• RECORDS FOR THE EXERCISE
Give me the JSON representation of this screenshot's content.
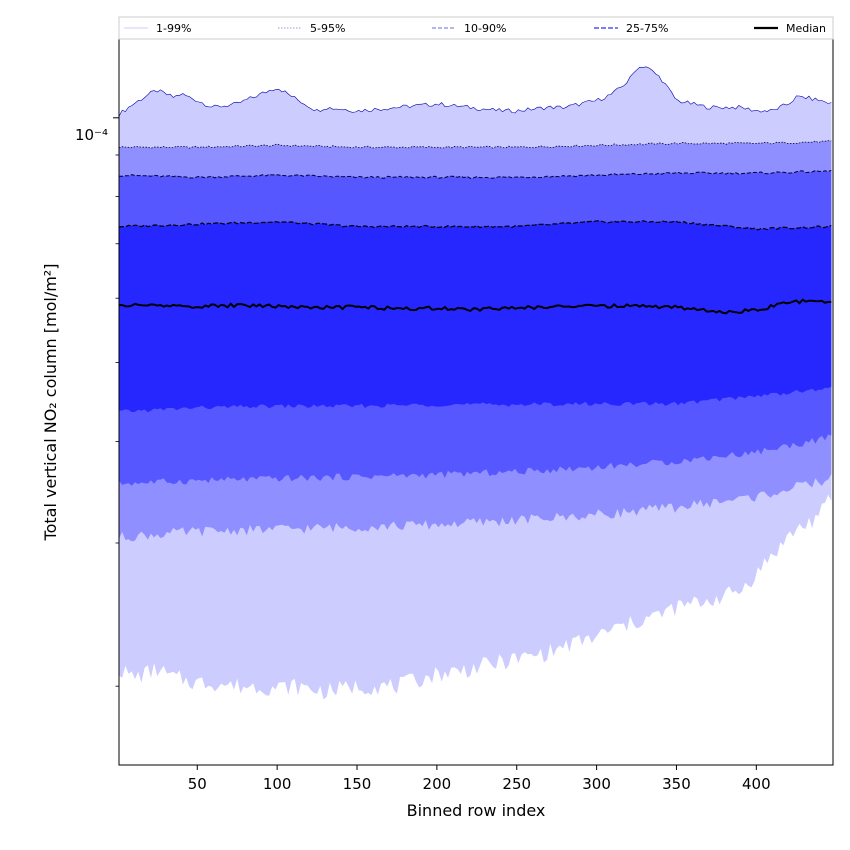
{
  "chart_data": {
    "type": "area",
    "xlabel": "Binned row index",
    "ylabel": "Total vertical NO₂ column [mol/m²]",
    "yscale": "log",
    "xlim": [
      1,
      448
    ],
    "ylim": [
      1.6e-05,
      0.000125
    ],
    "x_ticks": [
      50,
      100,
      150,
      200,
      250,
      300,
      350,
      400
    ],
    "y_tick_major_label": "10⁻⁴",
    "grid": false,
    "legend_position": "top",
    "colors": {
      "band_1_99": "#ccccff",
      "band_5_95": "#8f8fff",
      "band_10_90": "#5757ff",
      "band_25_75": "#2626ff",
      "median": "#000000"
    },
    "series": [
      {
        "name": "1-99%",
        "role": "band",
        "x": [
          1,
          10,
          20,
          25,
          30,
          35,
          40,
          50,
          60,
          75,
          90,
          100,
          110,
          125,
          130,
          150,
          175,
          200,
          220,
          240,
          250,
          270,
          280,
          300,
          310,
          320,
          325,
          330,
          340,
          350,
          370,
          390,
          400,
          410,
          420,
          425,
          430,
          440,
          448
        ],
        "upper": [
          0.000101,
          0.000104,
          0.000107,
          0.000108,
          0.000107,
          0.000106,
          0.000107,
          0.000105,
          0.000103,
          0.000104,
          0.000107,
          0.000109,
          0.000106,
          0.000102,
          0.000103,
          0.000102,
          0.000103,
          0.000104,
          0.000103,
          0.000102,
          0.000102,
          0.000103,
          0.000103,
          0.000105,
          0.000107,
          0.000111,
          0.000115,
          0.000116,
          0.000112,
          0.000105,
          0.000103,
          0.000103,
          0.000102,
          0.000102,
          0.000104,
          0.000106,
          0.000106,
          0.000105,
          0.000104
        ],
        "lower": [
          2.1e-05,
          2.05e-05,
          2.08e-05,
          2.1e-05,
          2.07e-05,
          2.05e-05,
          2.04e-05,
          2.02e-05,
          2.02e-05,
          2e-05,
          2e-05,
          1.99e-05,
          2e-05,
          1.98e-05,
          1.97e-05,
          2e-05,
          2e-05,
          2.07e-05,
          2.1e-05,
          2.14e-05,
          2.16e-05,
          2.2e-05,
          2.24e-05,
          2.3e-05,
          2.35e-05,
          2.38e-05,
          2.4e-05,
          2.42e-05,
          2.45e-05,
          2.5e-05,
          2.55e-05,
          2.62e-05,
          2.75e-05,
          2.9e-05,
          3.05e-05,
          3.12e-05,
          3.15e-05,
          3.25e-05,
          3.45e-05
        ]
      },
      {
        "name": "5-95%",
        "role": "band",
        "x": [
          1,
          50,
          100,
          150,
          200,
          250,
          300,
          350,
          400,
          448
        ],
        "upper": [
          9.2e-05,
          9.2e-05,
          9.25e-05,
          9.2e-05,
          9.2e-05,
          9.2e-05,
          9.25e-05,
          9.3e-05,
          9.3e-05,
          9.35e-05
        ],
        "lower": [
          3.05e-05,
          3.1e-05,
          3.12e-05,
          3.14e-05,
          3.16e-05,
          3.2e-05,
          3.25e-05,
          3.32e-05,
          3.42e-05,
          3.6e-05
        ]
      },
      {
        "name": "10-90%",
        "role": "band",
        "x": [
          1,
          50,
          100,
          150,
          200,
          250,
          300,
          350,
          400,
          448
        ],
        "upper": [
          8.5e-05,
          8.45e-05,
          8.5e-05,
          8.45e-05,
          8.45e-05,
          8.45e-05,
          8.5e-05,
          8.55e-05,
          8.55e-05,
          8.6e-05
        ],
        "lower": [
          3.55e-05,
          3.58e-05,
          3.6e-05,
          3.62e-05,
          3.64e-05,
          3.67e-05,
          3.72e-05,
          3.78e-05,
          3.88e-05,
          4.05e-05
        ]
      },
      {
        "name": "25-75%",
        "role": "band",
        "x": [
          1,
          50,
          100,
          150,
          200,
          250,
          300,
          350,
          400,
          448
        ],
        "upper": [
          7.35e-05,
          7.4e-05,
          7.45e-05,
          7.35e-05,
          7.35e-05,
          7.35e-05,
          7.45e-05,
          7.45e-05,
          7.3e-05,
          7.35e-05
        ],
        "lower": [
          4.35e-05,
          4.4e-05,
          4.42e-05,
          4.42e-05,
          4.44e-05,
          4.44e-05,
          4.45e-05,
          4.45e-05,
          4.55e-05,
          4.65e-05
        ]
      },
      {
        "name": "Median",
        "role": "line",
        "x": [
          1,
          25,
          50,
          75,
          100,
          125,
          150,
          175,
          200,
          225,
          250,
          275,
          300,
          325,
          350,
          375,
          390,
          400,
          410,
          420,
          430,
          440,
          448
        ],
        "y": [
          5.88e-05,
          5.88e-05,
          5.86e-05,
          5.88e-05,
          5.87e-05,
          5.84e-05,
          5.85e-05,
          5.83e-05,
          5.83e-05,
          5.81e-05,
          5.84e-05,
          5.86e-05,
          5.87e-05,
          5.87e-05,
          5.85e-05,
          5.77e-05,
          5.78e-05,
          5.81e-05,
          5.86e-05,
          5.92e-05,
          5.95e-05,
          5.93e-05,
          5.95e-05
        ]
      }
    ]
  }
}
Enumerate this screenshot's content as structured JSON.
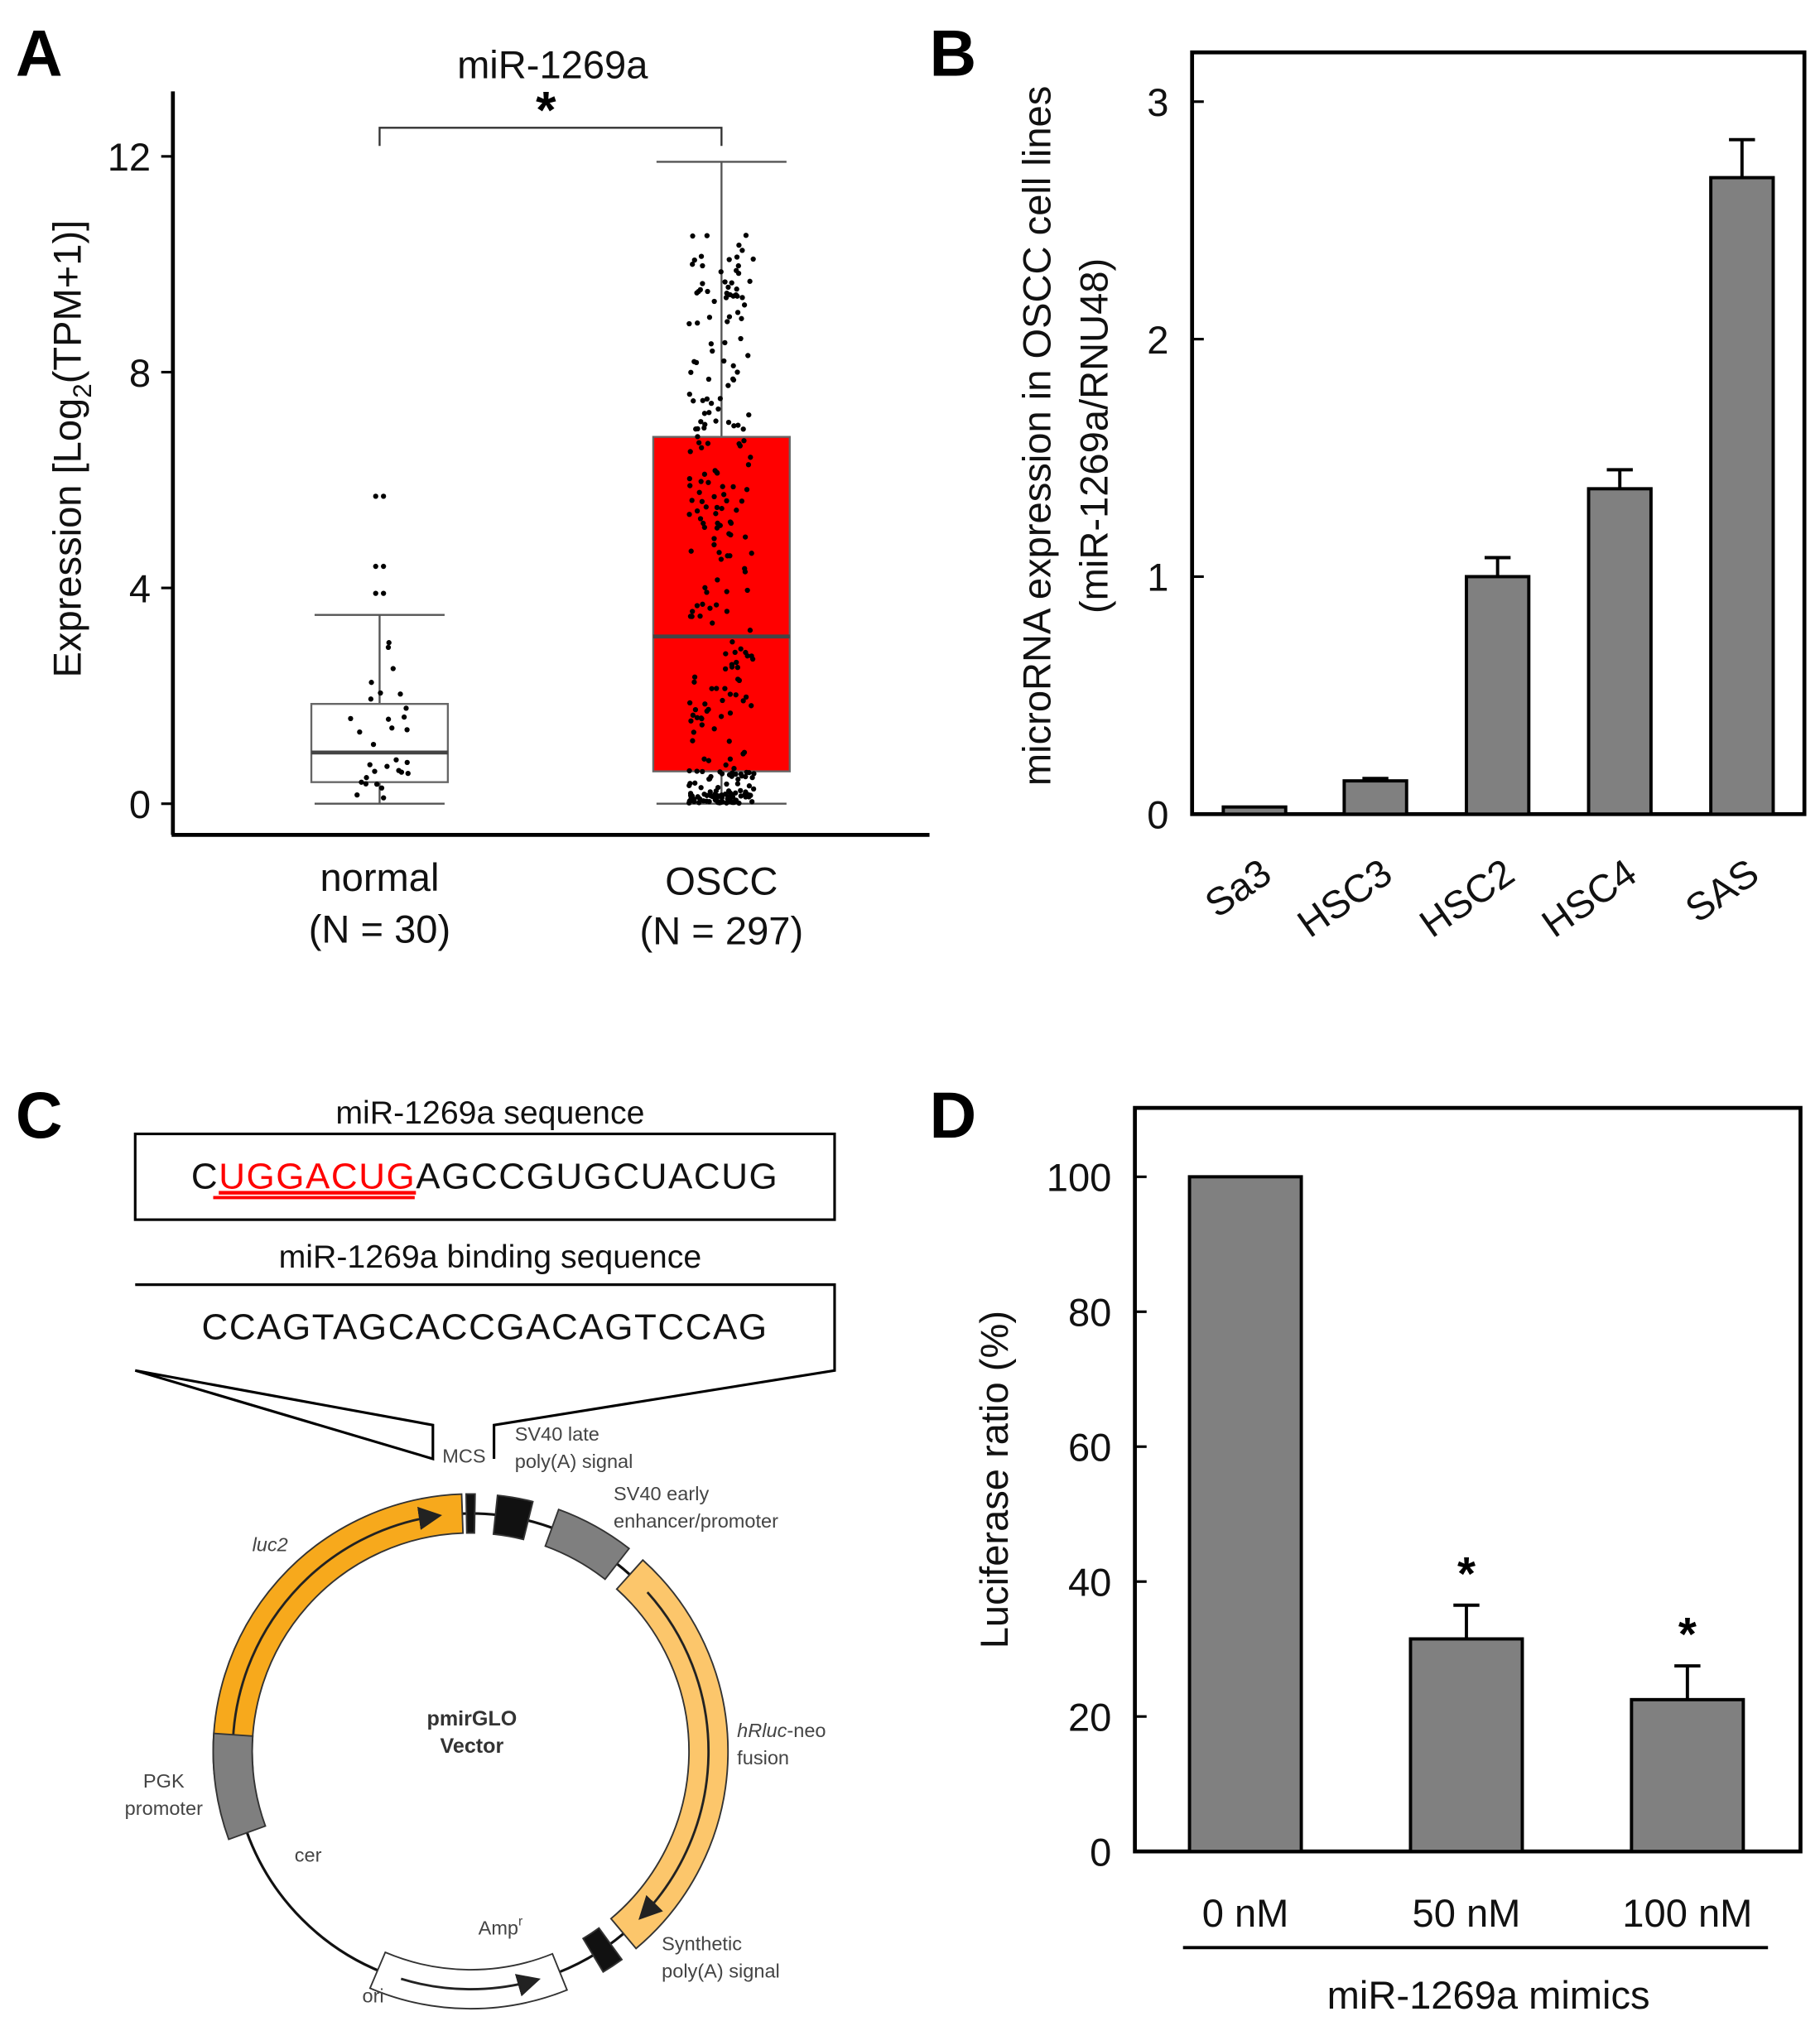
{
  "panels": {
    "a": "A",
    "b": "B",
    "c": "C",
    "d": "D"
  },
  "chart_data": [
    {
      "type": "box",
      "title": "miR-1269a",
      "ylabel": "Expression [Log2(TPM+1)]",
      "ylabel_parts": {
        "pre": "Expression [Log",
        "sub": "2",
        "post": "(TPM+1)]"
      },
      "ylim": [
        -0.5,
        13
      ],
      "yticks": [
        0,
        4,
        8,
        12
      ],
      "significance": "*",
      "groups": [
        {
          "name": "normal",
          "n_label": "(N = 30)",
          "n": 30,
          "min": 0,
          "q1": 0.4,
          "median": 0.95,
          "q3": 1.85,
          "max": 3.5,
          "color": "#ffffff",
          "outliers": [
            3.9,
            4.4,
            5.7
          ]
        },
        {
          "name": "OSCC",
          "n_label": "(N = 297)",
          "n": 297,
          "min": 0,
          "q1": 0.6,
          "median": 3.1,
          "q3": 6.8,
          "max": 11.9,
          "color": "#ff0000",
          "outliers": []
        }
      ]
    },
    {
      "type": "bar",
      "ylabel": "microRNA expression in OSCC cell lines",
      "ylabel2": "(miR-1269a/RNU48)",
      "categories": [
        "Sa3",
        "HSC3",
        "HSC2",
        "HSC4",
        "SAS"
      ],
      "values": [
        0.03,
        0.14,
        1.0,
        1.37,
        2.68
      ],
      "errors": [
        0.0,
        0.01,
        0.08,
        0.08,
        0.16
      ],
      "ylim": [
        0,
        3.2
      ],
      "yticks": [
        0,
        1,
        2,
        3
      ],
      "bar_color": "#808080"
    },
    {
      "type": "bar",
      "ylabel": "Luciferase ratio (%)",
      "xlabel": "miR-1269a mimics",
      "categories": [
        "0 nM",
        "50 nM",
        "100 nM"
      ],
      "values": [
        100,
        31.5,
        22.5
      ],
      "errors": [
        0,
        5,
        5
      ],
      "significance": [
        "",
        "*",
        "*"
      ],
      "ylim": [
        0,
        110
      ],
      "yticks": [
        0,
        20,
        40,
        60,
        80,
        100
      ],
      "bar_color": "#808080"
    }
  ],
  "diagram": {
    "seq_title": "miR-1269a sequence",
    "seq_first": "C",
    "seq_seed": "UGGACUG",
    "seq_rest": "AGCCGUGCUACUG",
    "seed_color": "#ff0000",
    "binding_title": "miR-1269a binding sequence",
    "binding_seq": "CCAGTAGCACCGACAGTCCAG",
    "vector_name": [
      "pmirGLO",
      "Vector"
    ],
    "labels": {
      "mcs": "MCS",
      "sv40_late": [
        "SV40 late",
        "poly(A) signal"
      ],
      "sv40_early": [
        "SV40 early",
        "enhancer/promoter"
      ],
      "luc2": "luc2",
      "hrluc": [
        "hRluc",
        "-neo",
        "fusion"
      ],
      "pgk": [
        "PGK",
        "promoter"
      ],
      "cer": "cer",
      "amp": "Amp",
      "amp_sup": "r",
      "ori": "ori",
      "synth": [
        "Synthetic",
        "poly(A) signal"
      ]
    },
    "colors": {
      "luc2": "#f7a91c",
      "hrluc": "#fcc66b",
      "gray": "#7f7f7f",
      "black": "#111111"
    }
  }
}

• WORK TO DO
All lines holding the word "this" should be picked out and copied.

• FULL RESPONSE
Give me the JSON representation of this screenshot's content.
Enumerate this screenshot's content as structured JSON.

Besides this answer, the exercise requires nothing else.